▶ [EXTRAIT]:
-----

Dans la chapelle de Saint-Jean-Baptiste de l’église del Carmine[15], il représenta toute la vie de ce saint en plusieurs compartiments et, dans le palais du Parti Guelfe, une histoire de la foi chrétienne peinte à fresque, dans laquelle il introduisit le portrait de Clément IV qui créa cette magistrature[16]. Bientôt après, se rendant à Assise pour achever les œuvres commencées par Cimabue, il passa à Arezzo et peignit, dans l’église paroissiale, la chapelle de saint François qui est près des fonts baptismaux, ainsi que sur une colonne, au-dessus d’un admirable chapiteau corinthien antique, un saint François et un saint Dominique, représentés au naturel. Dans le Dôme vieux, hors les murs, il fit la Lapidation de saint Étienne, dans une petite chapelle, avec un beau groupement de figures [17].

-----

▶ [EXTRAITS DES LIGNES]:
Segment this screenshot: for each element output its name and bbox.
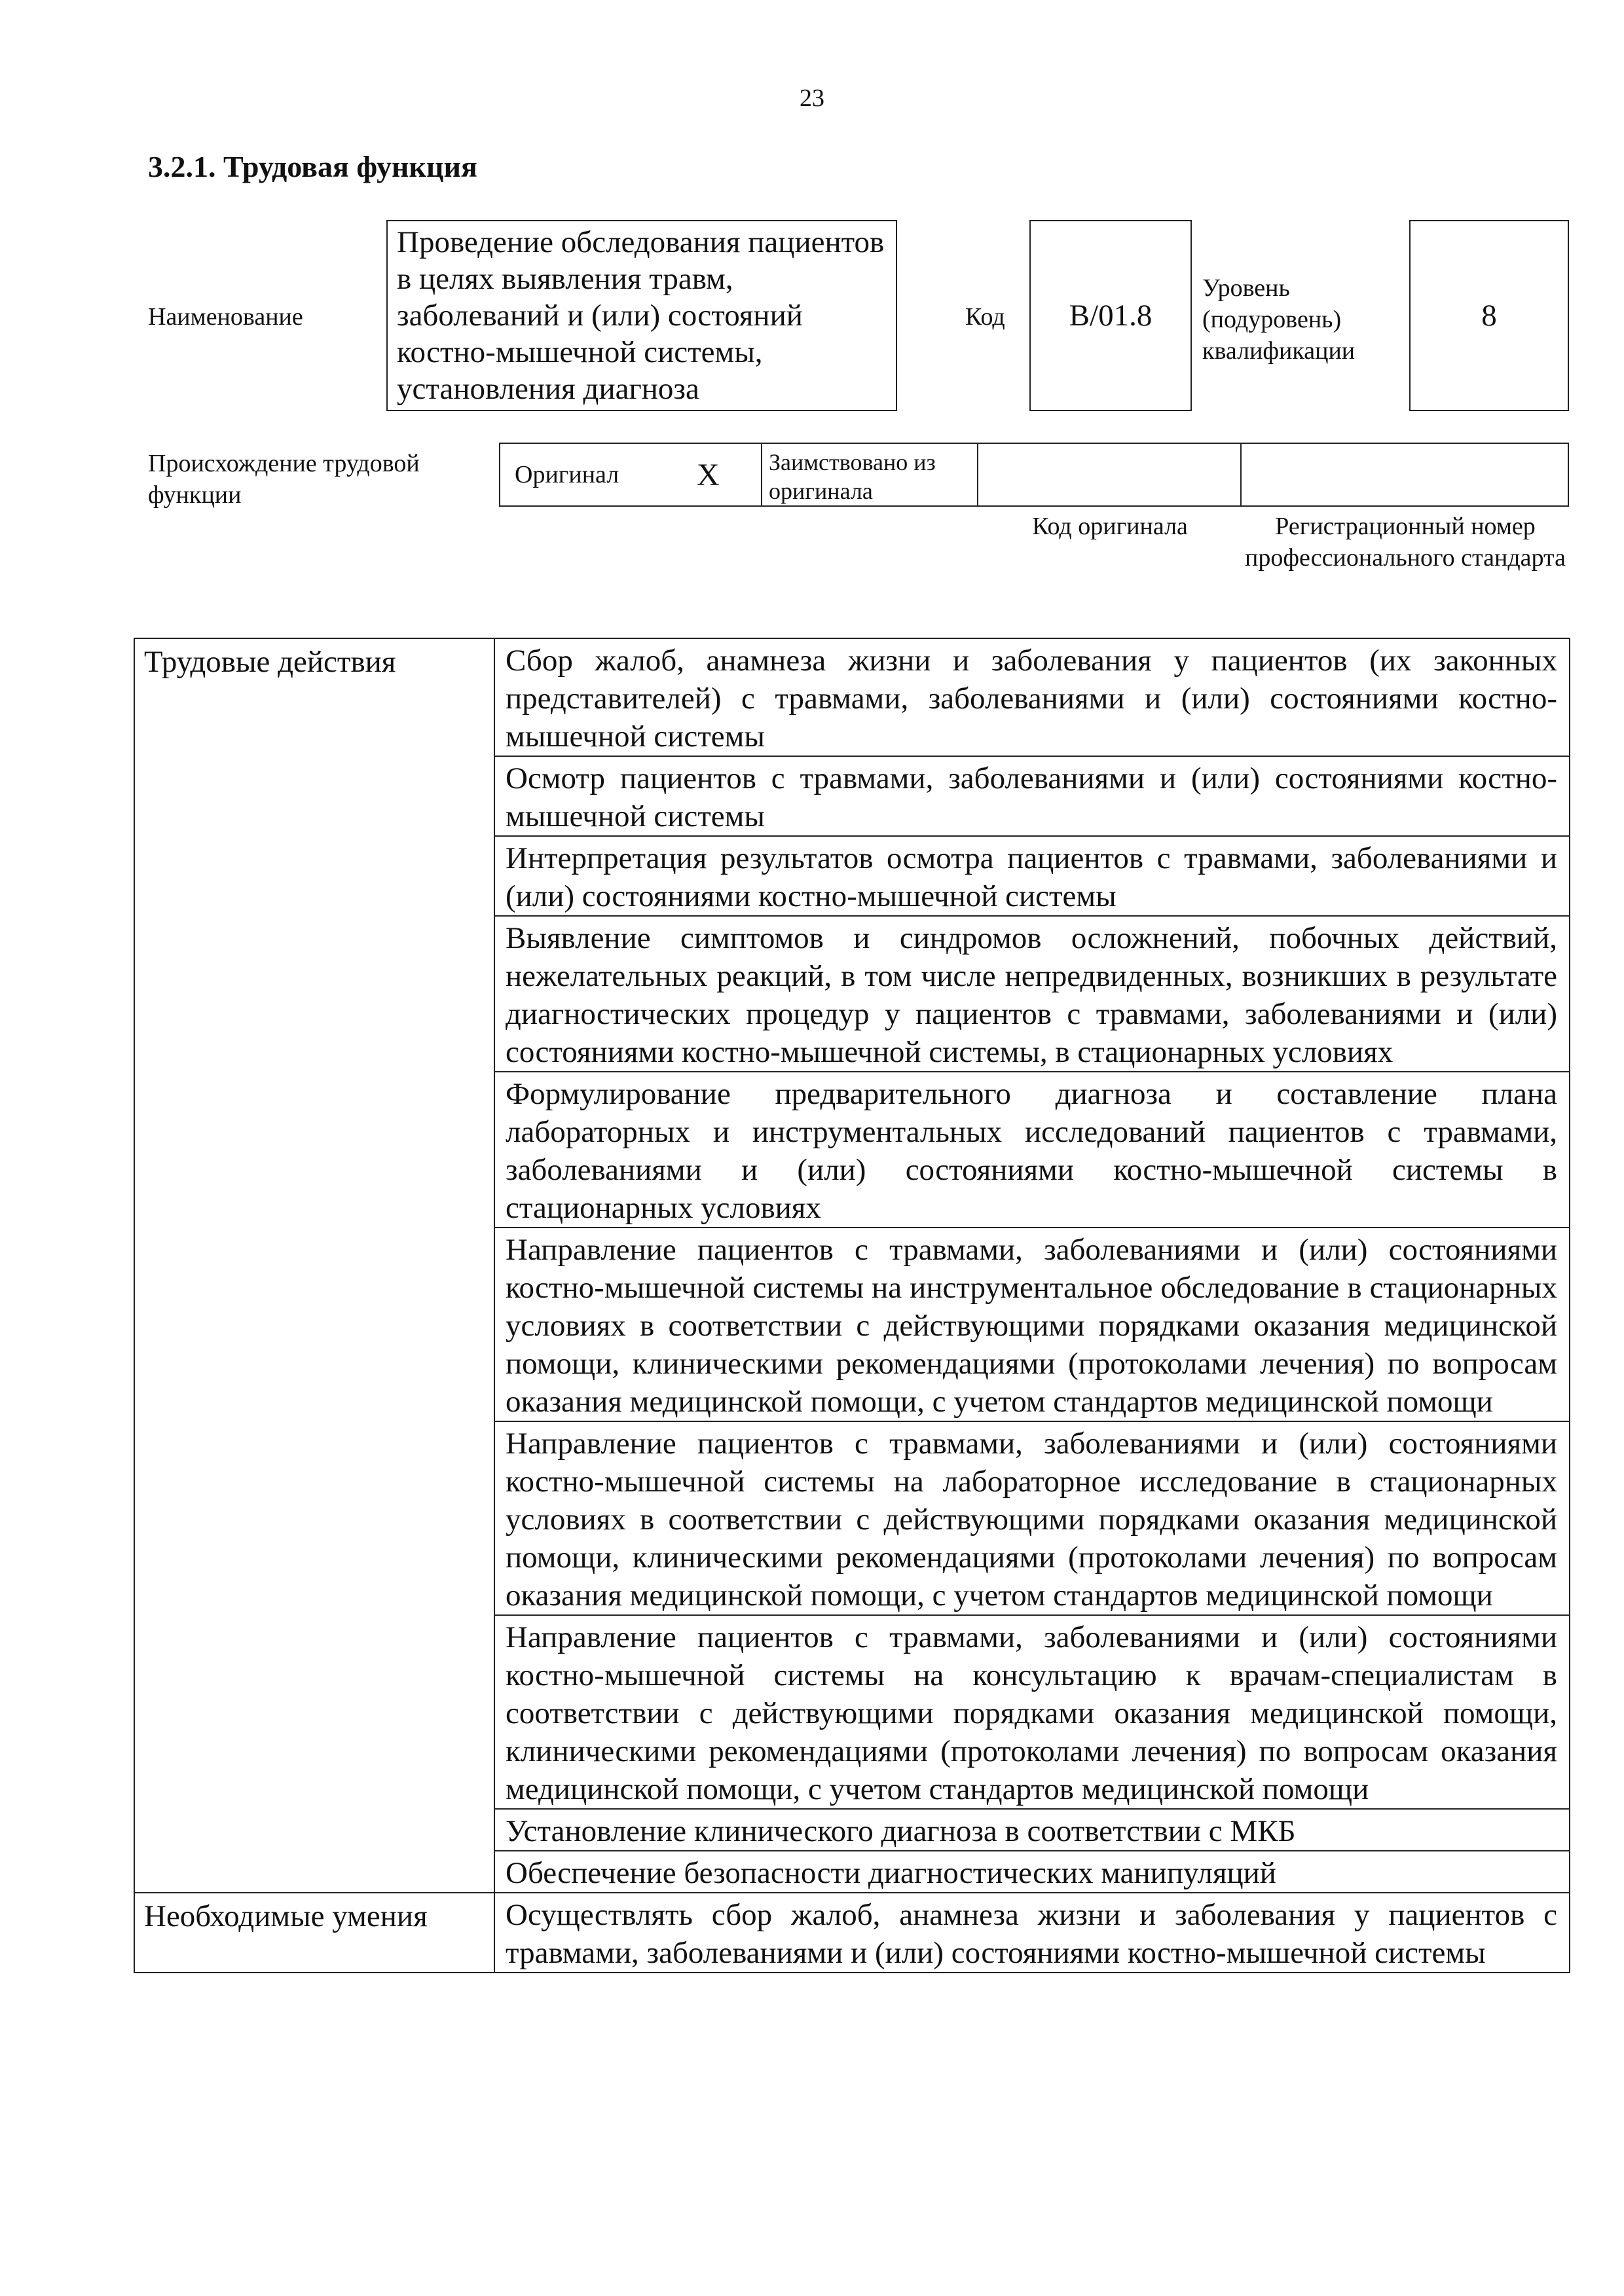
labor-action-item: Направление пациентов с травмами, заболеваниями и (или) состояниями костно-мышечной системы на консультацию к врачам-специалистам в соответствии с действующими порядками оказания медицинской помощи, клиническими рекомендациями (протоколами лечения) по вопросам оказания медицинской помощи, с учетом стандартов медицинской помощи [494, 1615, 1570, 1809]
labor-action-item: Установление клинического диагноза в соответствии с МКБ [494, 1809, 1570, 1851]
labor-action-item: Обеспечение безопасности диагностических манипуляций [494, 1851, 1570, 1893]
original-mark: X [697, 457, 720, 492]
reg-number-cell [1242, 444, 1568, 505]
skills-label: Необходимые умения [134, 1893, 494, 1973]
code-label: Код [965, 303, 1005, 331]
name-label: Наименование [148, 303, 303, 331]
section-title: 3.2.1. Трудовая функция [148, 150, 477, 183]
labor-action-item: Формулирование предварительного диагноза и составление плана лабораторных и инструментальных исследований пациентов с травмами, заболеваниями и (или) состояниями костно-мышечной системы в стационарных условиях [494, 1072, 1570, 1228]
table-row [134, 638, 1570, 756]
code-value-box: B/01.8 [1029, 220, 1192, 411]
labor-action-item: Сбор жалоб, анамнеза жизни и заболевания у пациентов (их законных представителей) с травмами, заболеваниями и (или) состояниями костно-мышечной системы [494, 638, 1570, 756]
labor-action-item: Осмотр пациентов с травмами, заболеваниями и (или) состояниями костно-мышечной системы [494, 756, 1570, 836]
origin-original-cell [500, 444, 762, 505]
level-label: Уровень (подуровень) квалификации [1202, 274, 1356, 365]
labor-action-item: Направление пациентов с травмами, заболеваниями и (или) состояниями костно-мышечной системы на лабораторное исследование в стационарных условиях в соответствии с действующими порядками оказания медицинской помощи, клиническими рекомендациями (протоколами лечения) по вопросам оказания медицинской помощи, с учетом стандартов медицинской помощи [494, 1421, 1570, 1615]
origin-label: Происхождение трудовой функции [148, 450, 420, 509]
code-original-caption: Код оригинала [1032, 513, 1188, 540]
reg-number-caption: Регистрационный номер профессионального стандарта [1245, 513, 1566, 572]
labor-action-item: Интерпретация результатов осмотра пациентов с травмами, заболеваниями и (или) состояниями костно-мышечной системы [494, 836, 1570, 916]
original-label: Оригинал [515, 461, 619, 488]
origin-row [499, 443, 1569, 507]
labor-action-item: Направление пациентов с травмами, заболеваниями и (или) состояниями костно-мышечной системы на инструментальное обследование в стационарных условиях в соответствии с действующими порядками оказания медицинской помощи, клиническими рекомендациями (протоколами лечения) по вопросам оказания медицинской помощи, с учетом стандартов медицинской помощи [494, 1228, 1570, 1421]
table-row [134, 1893, 1570, 1973]
borrowed-label: Заимствовано из оригинала [762, 444, 978, 505]
function-name-box: Проведение обследования пациентов в целях выявления травм, заболеваний и (или) состояний костно-мышечной системы, установления диагноза [386, 220, 897, 411]
page-number: 23 [800, 84, 824, 112]
code-original-cell [978, 444, 1242, 505]
labor-actions-label: Трудовые действия [134, 638, 494, 1893]
level-value-box: 8 [1409, 220, 1569, 411]
skill-item: Осуществлять сбор жалоб, анамнеза жизни и заболевания у пациентов с травмами, заболеваниями и (или) состояниями костно-мышечной системы [494, 1893, 1570, 1973]
labor-action-item: Выявление симптомов и синдромов осложнений, побочных действий, нежелательных реакций, в том числе непредвиденных, возникших в результате диагностических процедур у пациентов с травмами, заболеваниями и (или) состояниями костно-мышечной системы, в стационарных условиях [494, 916, 1570, 1072]
labor-function-table [134, 638, 1570, 1973]
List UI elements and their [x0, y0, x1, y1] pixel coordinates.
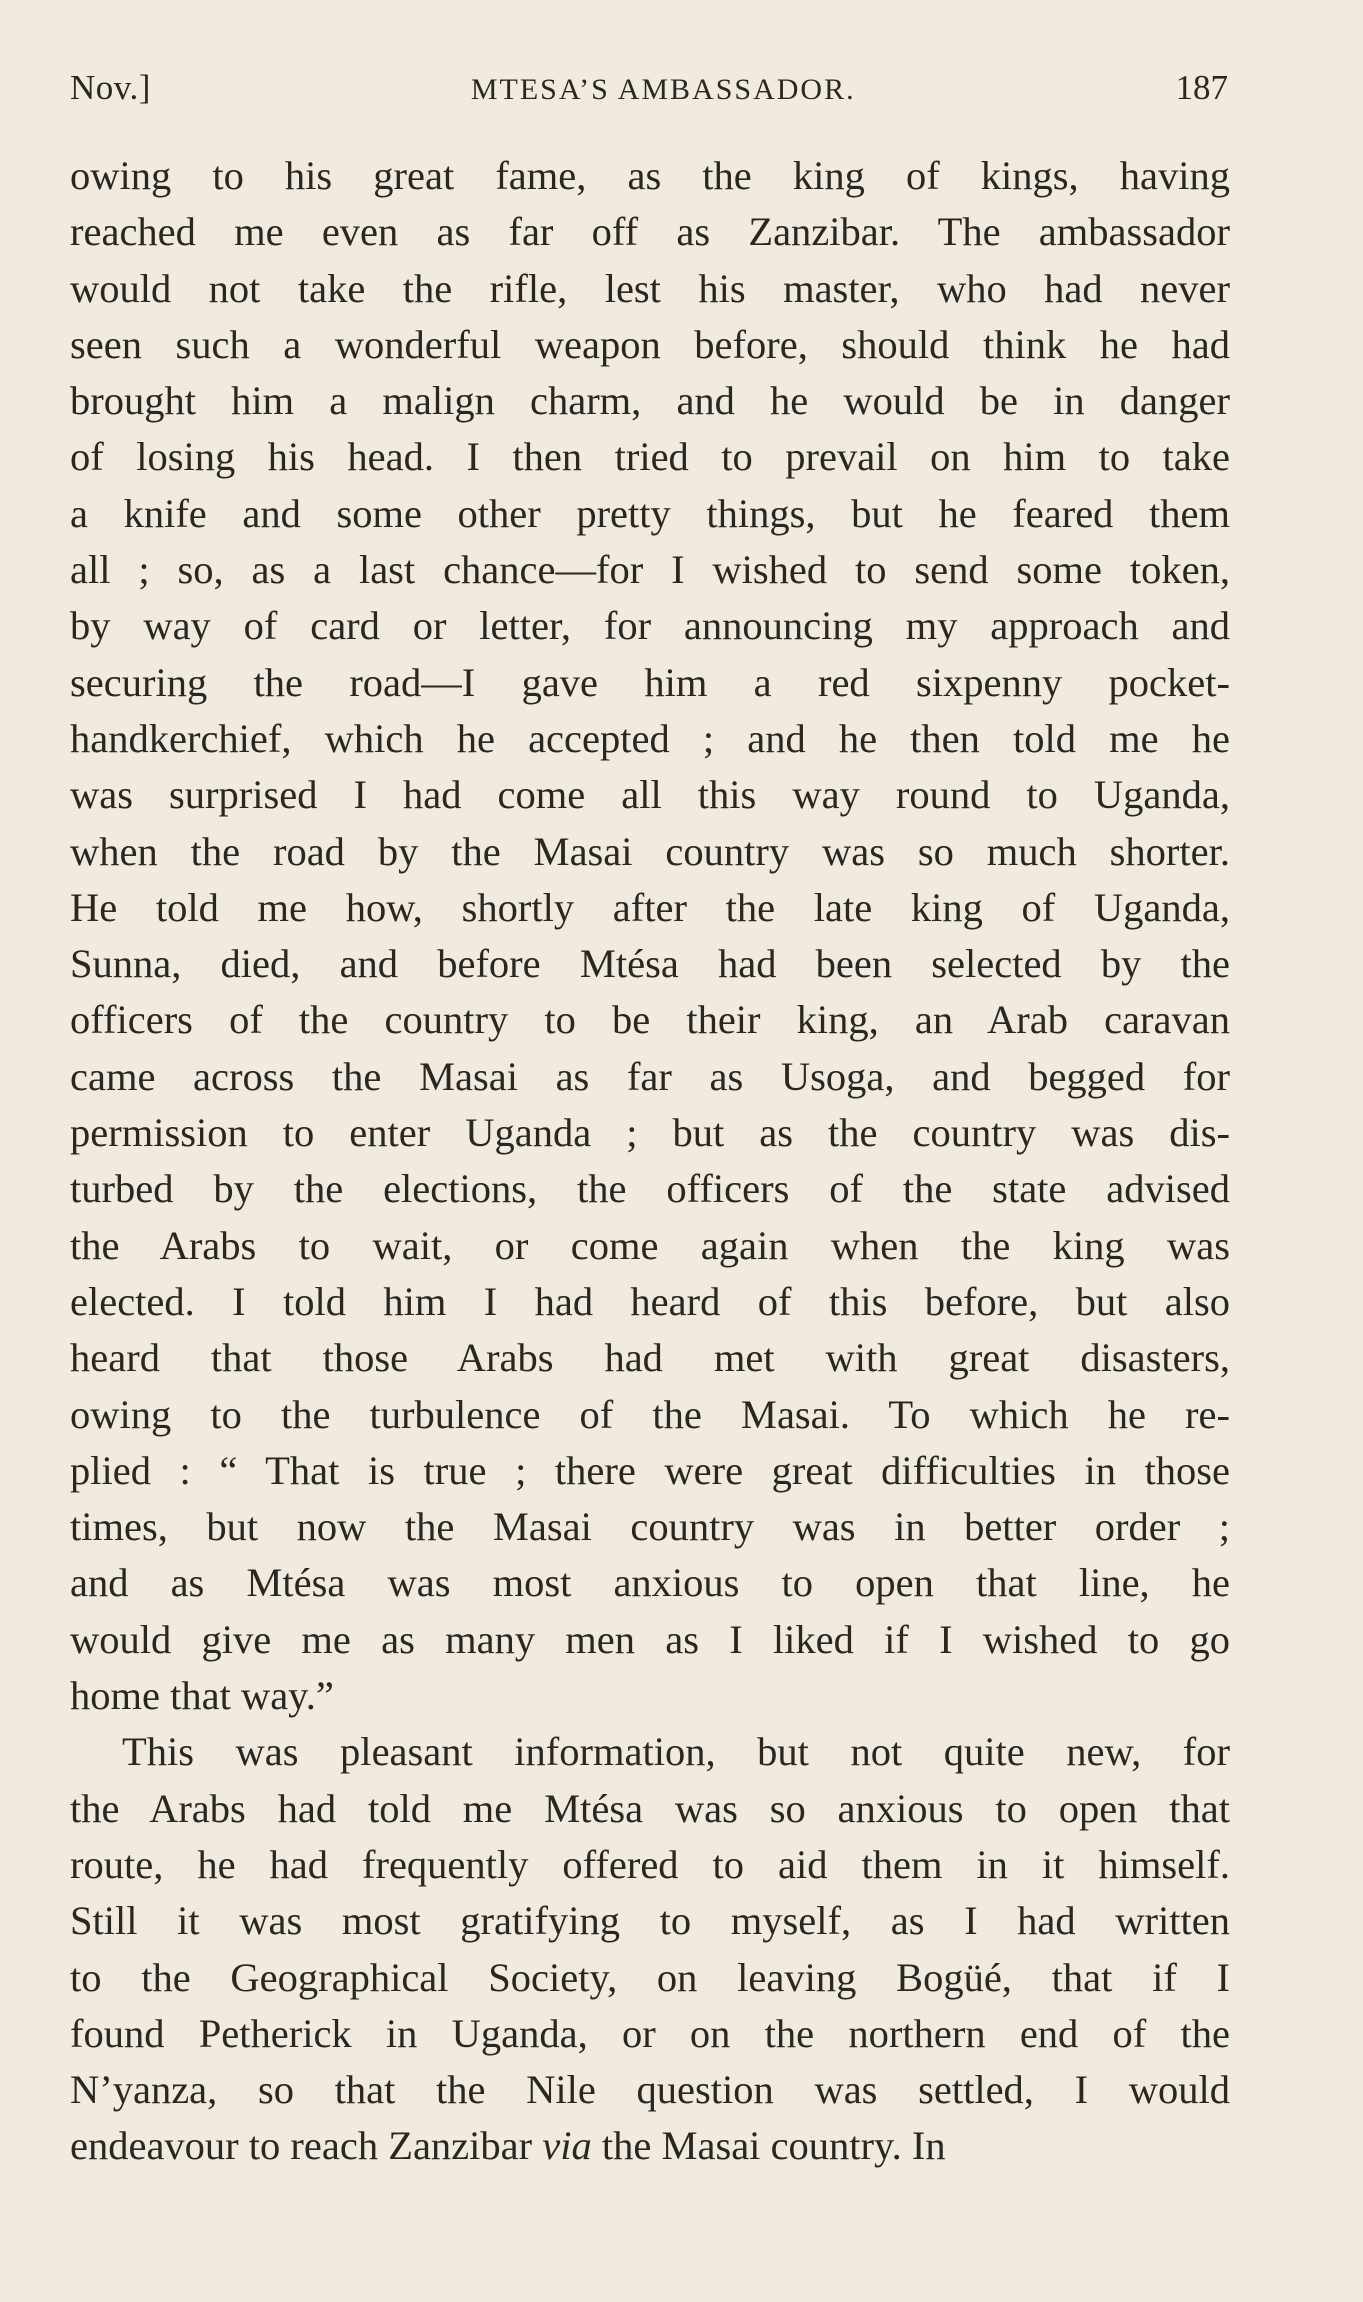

-----

▶ [DÉFI]:
Écrivez la suite de l'extrait sur les fresques de ce peintre, juste après sa dernière phrase.

▶ [RÉPONSE]:
Ces œuvres terminées, il arriva à Assise, cité de l’Ombrie, où l’appelait Fra Giovanni di Muro della Marca, général des Franciscains[18]. Dans l’église supérieure, il peignit à fresque, sous la galerie intérieure qui passe sous les fenêtres, des deux côtés de l’église, trente-deux histoires représentant les faits et gestes de saint François, soit seize de chaque côté, avec une perfection qui lui attira une grande renommée [19]. De fait, on voit dans ces fresques une grande variété, non seulement dans les gestes et les attitudes des différents personnages, mais encore dans les compositions de tous les sujets, outre qu’on ne saurait trop admirer la diversité des costumes de l’époque et la merveilleuse imitation de la nature qu’il y montra : entre autres, un homme qui montre être vivement attiré par l’eau et boit à une fontaine, en se tenant complètement courbé avec une expression si naturelle qu’on croirait véritablement voir une personne vivante qui boit. On y voit bien d’autres choses dignes de remarque, dont je ne parle pas, pour être bref. Je dirai seulement que cette œuvre attira à Giotto une immense réputation, et que, par suite de ses études continuelles, il mérita d’être appelé le disciple de la nature et non d’autres maîtres.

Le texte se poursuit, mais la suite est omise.